(EXCERPT TO READ)
# # # # #

In contrast to the rest of the British Isles of the late-nineteenth century, women in Shetland continued to work on the land, though this had declined. The 1901 census showed that around sixty-six per cent of employed females were concentrated in the hosiery and textile industries, fifteen per cent in agriculture (a considerable underestimate, since female ‘dependents’, who usually worked on crofts from at least the age of ten, were excluded from the occupied category), and eight per cent in domestic service. The latter confirms how different Shetland was from the rest of Britain, where domestic service was still the biggest employer of women. Interestingly, Abrams observes that it was not simply the fact that women still took on such heavy physical labour which so shocked visitors to Shetland, but that when the men were at home they did not relieve the women, but rather appeared to the outsider to be lazy in contrast to the hard-working female drudges. Certainly, the men were central to the main economic activity of fishing, but that took place away from home, and paradoxically made men marginal there and curiously absent from the women’s stories which Abrams analyses. Women, on the other hand, were central to both crofting and the associated craft of knitting. Again, the latter was not so much a domestic as an economic activity for Shetland women. In an economy with few alternatives for women to earn, knitting was a necessity. Often it was bartered rather than sold for cash. Abrams reveals a complex process of bargaining, bound up with the truck system which the Truck Act 1872 failed to ameliorate. Indeed, while the Crofting Commission at the end of the century gave greater security and fairer rents to tenants, barter in knitting continued into the twentieth century. By then, there were more cash-paying jobs open to women. From the 1880s until the First World War, the herring industry grew, and it employed women in fish-processing on a seasonal basis. However, as Abrams points out, many of these women workers were not from Shetland, but from other parts of Scotland.

# # # # #

(WHAT THIS EXERCISE ASKS)
[1] According to the excerpt on women's work in Shetland, why is the fifteen per cent figure for women in agriculture from the 1901 census too low? Answer in one to three sentences.
[2] In the excerpt on women's work in Shetland, what percentage of employed females worked in domestic service according to the 1901 census?
The data after this point comes from a different source than the excerpt.

(SUPPLIED MATERIAL)
# # # # #

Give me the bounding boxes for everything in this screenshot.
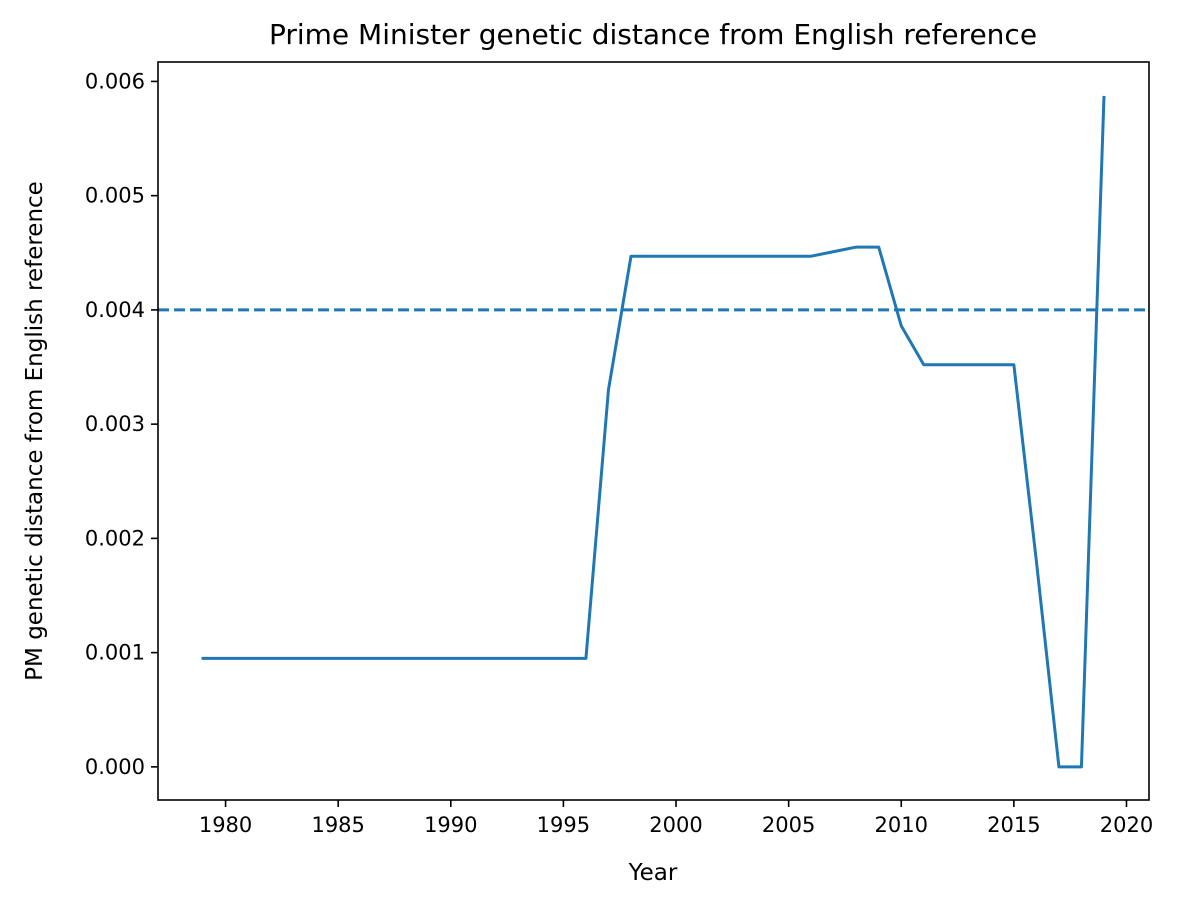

# # # # #

(PER-TASK ANSWERS)
[1] The figure is a considerable underestimate because female "dependents" were left out of the occupied category. These women usually worked on crofts from at least the age of ten.

[2] Eight per cent.